(Extracts from a graphics dataset)
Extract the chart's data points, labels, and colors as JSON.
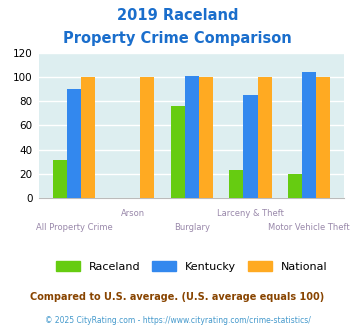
{
  "title_line1": "2019 Raceland",
  "title_line2": "Property Crime Comparison",
  "categories": [
    "All Property Crime",
    "Arson",
    "Burglary",
    "Larceny & Theft",
    "Motor Vehicle Theft"
  ],
  "raceland": [
    31,
    0,
    76,
    23,
    20
  ],
  "kentucky": [
    90,
    0,
    101,
    85,
    104
  ],
  "national": [
    100,
    100,
    100,
    100,
    100
  ],
  "color_raceland": "#66cc11",
  "color_kentucky": "#3388ee",
  "color_national": "#ffaa22",
  "ylim": [
    0,
    120
  ],
  "yticks": [
    0,
    20,
    40,
    60,
    80,
    100,
    120
  ],
  "footnote1": "Compared to U.S. average. (U.S. average equals 100)",
  "footnote2": "© 2025 CityRating.com - https://www.cityrating.com/crime-statistics/",
  "bg_color": "#ddeef0",
  "title_color": "#1a6ecc",
  "label_color": "#9988aa",
  "footnote1_color": "#884400",
  "footnote2_color": "#4499cc"
}
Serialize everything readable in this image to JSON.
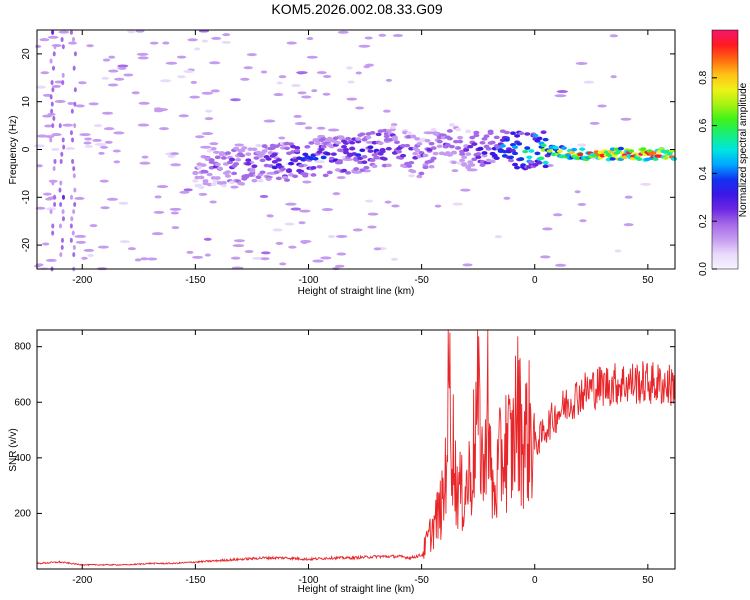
{
  "title": "KOM5.2026.002.08.33.G09",
  "colors": {
    "snr_line": "#e8262a",
    "axis": "#000000"
  },
  "colorbar_gradient": [
    "#f7f2ff",
    "#e9d9fb",
    "#c59bf0",
    "#a56ae8",
    "#6c27e2",
    "#3b18e6",
    "#1033f0",
    "#00a8ff",
    "#00e6e0",
    "#18ee7a",
    "#3df21a",
    "#a6f212",
    "#eef218",
    "#ffc216",
    "#ff6a10",
    "#ff1a22",
    "#f0186e"
  ],
  "chart_data": [
    {
      "type": "heatmap",
      "id": "spectrogram",
      "title": "",
      "xlabel": "Height of straight line (km)",
      "ylabel": "Frequency (Hz)",
      "xlim": [
        -220,
        62
      ],
      "ylim": [
        -25,
        25
      ],
      "xticks": [
        -200,
        -150,
        -100,
        -50,
        0,
        50
      ],
      "xtick_labels": [
        "-200",
        "-150",
        "-100",
        "-50",
        "0",
        "50"
      ],
      "yticks": [
        -20,
        -10,
        0,
        10,
        20
      ],
      "ytick_labels": [
        "-20",
        "-10",
        "0",
        "10",
        "20"
      ],
      "colorbar": {
        "label": "Normalized spectral amplitude",
        "range": [
          0,
          1
        ],
        "ticks": [
          0.0,
          0.2,
          0.4,
          0.6,
          0.8
        ],
        "tick_labels": [
          "0.0",
          "0.2",
          "0.4",
          "0.6",
          "0.8"
        ]
      },
      "ridge": {
        "description_points_x": [
          -150,
          -120,
          -100,
          -80,
          -60,
          -50,
          -40,
          -30,
          -20,
          -10,
          0,
          20,
          40,
          62
        ],
        "center_freq": [
          -4,
          -3,
          -2,
          -1,
          1,
          -2,
          2,
          0,
          0,
          0,
          0,
          -1,
          -1,
          -1
        ],
        "amplitude": [
          0.15,
          0.25,
          0.3,
          0.3,
          0.25,
          0.2,
          0.2,
          0.2,
          0.3,
          0.4,
          0.5,
          0.8,
          0.9,
          0.9
        ]
      }
    },
    {
      "type": "line",
      "id": "snr",
      "title": "",
      "xlabel": "Height of straight line (km)",
      "ylabel": "SNR (v/v)",
      "xlim": [
        -220,
        62
      ],
      "ylim": [
        0,
        860
      ],
      "xticks": [
        -200,
        -150,
        -100,
        -50,
        0,
        50
      ],
      "xtick_labels": [
        "-200",
        "-150",
        "-100",
        "-50",
        "0",
        "50"
      ],
      "yticks": [
        200,
        400,
        600,
        800
      ],
      "ytick_labels": [
        "200",
        "400",
        "600",
        "800"
      ],
      "series": [
        {
          "name": "SNR",
          "x": [
            -220,
            -210,
            -200,
            -190,
            -180,
            -170,
            -160,
            -150,
            -140,
            -130,
            -120,
            -110,
            -100,
            -90,
            -80,
            -70,
            -60,
            -55,
            -50,
            -45,
            -40,
            -38,
            -35,
            -32,
            -30,
            -28,
            -25,
            -22,
            -21,
            -20,
            -18,
            -15,
            -12,
            -10,
            -8,
            -5,
            -2,
            0,
            3,
            6,
            10,
            15,
            20,
            25,
            30,
            40,
            50,
            55,
            62
          ],
          "y": [
            20,
            25,
            15,
            15,
            15,
            20,
            20,
            25,
            30,
            35,
            40,
            40,
            35,
            40,
            40,
            45,
            45,
            40,
            50,
            150,
            250,
            680,
            320,
            260,
            300,
            360,
            580,
            300,
            860,
            380,
            250,
            400,
            450,
            420,
            580,
            460,
            500,
            440,
            480,
            520,
            560,
            600,
            630,
            650,
            660,
            670,
            670,
            665,
            660
          ]
        }
      ]
    }
  ]
}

# Written problem
Extract the full listing above verbatim; pictures are to be left out of the copy.

# Answer to the task
Extract the chart's data points, labels, and colors as JSON.
{
  "title_line1": "2019 Raceland",
  "title_line2": "Property Crime Comparison",
  "categories": [
    "All Property Crime",
    "Arson",
    "Burglary",
    "Larceny & Theft",
    "Motor Vehicle Theft"
  ],
  "raceland": [
    31,
    0,
    76,
    23,
    20
  ],
  "kentucky": [
    90,
    0,
    101,
    85,
    104
  ],
  "national": [
    100,
    100,
    100,
    100,
    100
  ],
  "color_raceland": "#66cc11",
  "color_kentucky": "#3388ee",
  "color_national": "#ffaa22",
  "ylim": [
    0,
    120
  ],
  "yticks": [
    0,
    20,
    40,
    60,
    80,
    100,
    120
  ],
  "footnote1": "Compared to U.S. average. (U.S. average equals 100)",
  "footnote2": "© 2025 CityRating.com - https://www.cityrating.com/crime-statistics/",
  "bg_color": "#ddeef0",
  "title_color": "#1a6ecc",
  "label_color": "#9988aa",
  "footnote1_color": "#884400",
  "footnote2_color": "#4499cc"
}
Serialize everything readable in this image to JSON.
{
  "title": "KOM5.2026.002.08.33.G09",
  "colors": {
    "snr_line": "#e8262a",
    "axis": "#000000"
  },
  "colorbar_gradient": [
    "#f7f2ff",
    "#e9d9fb",
    "#c59bf0",
    "#a56ae8",
    "#6c27e2",
    "#3b18e6",
    "#1033f0",
    "#00a8ff",
    "#00e6e0",
    "#18ee7a",
    "#3df21a",
    "#a6f212",
    "#eef218",
    "#ffc216",
    "#ff6a10",
    "#ff1a22",
    "#f0186e"
  ],
  "chart_data": [
    {
      "type": "heatmap",
      "id": "spectrogram",
      "title": "",
      "xlabel": "Height of straight line (km)",
      "ylabel": "Frequency (Hz)",
      "xlim": [
        -220,
        62
      ],
      "ylim": [
        -25,
        25
      ],
      "xticks": [
        -200,
        -150,
        -100,
        -50,
        0,
        50
      ],
      "xtick_labels": [
        "-200",
        "-150",
        "-100",
        "-50",
        "0",
        "50"
      ],
      "yticks": [
        -20,
        -10,
        0,
        10,
        20
      ],
      "ytick_labels": [
        "-20",
        "-10",
        "0",
        "10",
        "20"
      ],
      "colorbar": {
        "label": "Normalized spectral amplitude",
        "range": [
          0,
          1
        ],
        "ticks": [
          0.0,
          0.2,
          0.4,
          0.6,
          0.8
        ],
        "tick_labels": [
          "0.0",
          "0.2",
          "0.4",
          "0.6",
          "0.8"
        ]
      },
      "ridge": {
        "description_points_x": [
          -150,
          -120,
          -100,
          -80,
          -60,
          -50,
          -40,
          -30,
          -20,
          -10,
          0,
          20,
          40,
          62
        ],
        "center_freq": [
          -4,
          -3,
          -2,
          -1,
          1,
          -2,
          2,
          0,
          0,
          0,
          0,
          -1,
          -1,
          -1
        ],
        "amplitude": [
          0.15,
          0.25,
          0.3,
          0.3,
          0.25,
          0.2,
          0.2,
          0.2,
          0.3,
          0.4,
          0.5,
          0.8,
          0.9,
          0.9
        ]
      }
    },
    {
      "type": "line",
      "id": "snr",
      "title": "",
      "xlabel": "Height of straight line (km)",
      "ylabel": "SNR (v/v)",
      "xlim": [
        -220,
        62
      ],
      "ylim": [
        0,
        860
      ],
      "xticks": [
        -200,
        -150,
        -100,
        -50,
        0,
        50
      ],
      "xtick_labels": [
        "-200",
        "-150",
        "-100",
        "-50",
        "0",
        "50"
      ],
      "yticks": [
        200,
        400,
        600,
        800
      ],
      "ytick_labels": [
        "200",
        "400",
        "600",
        "800"
      ],
      "series": [
        {
          "name": "SNR",
          "x": [
            -220,
            -210,
            -200,
            -190,
            -180,
            -170,
            -160,
            -150,
            -140,
            -130,
            -120,
            -110,
            -100,
            -90,
            -80,
            -70,
            -60,
            -55,
            -50,
            -45,
            -40,
            -38,
            -35,
            -32,
            -30,
            -28,
            -25,
            -22,
            -21,
            -20,
            -18,
            -15,
            -12,
            -10,
            -8,
            -5,
            -2,
            0,
            3,
            6,
            10,
            15,
            20,
            25,
            30,
            40,
            50,
            55,
            62
          ],
          "y": [
            20,
            25,
            15,
            15,
            15,
            20,
            20,
            25,
            30,
            35,
            40,
            40,
            35,
            40,
            40,
            45,
            45,
            40,
            50,
            150,
            250,
            680,
            320,
            260,
            300,
            360,
            580,
            300,
            860,
            380,
            250,
            400,
            450,
            420,
            580,
            460,
            500,
            440,
            480,
            520,
            560,
            600,
            630,
            650,
            660,
            670,
            670,
            665,
            660
          ]
        }
      ]
    }
  ]
}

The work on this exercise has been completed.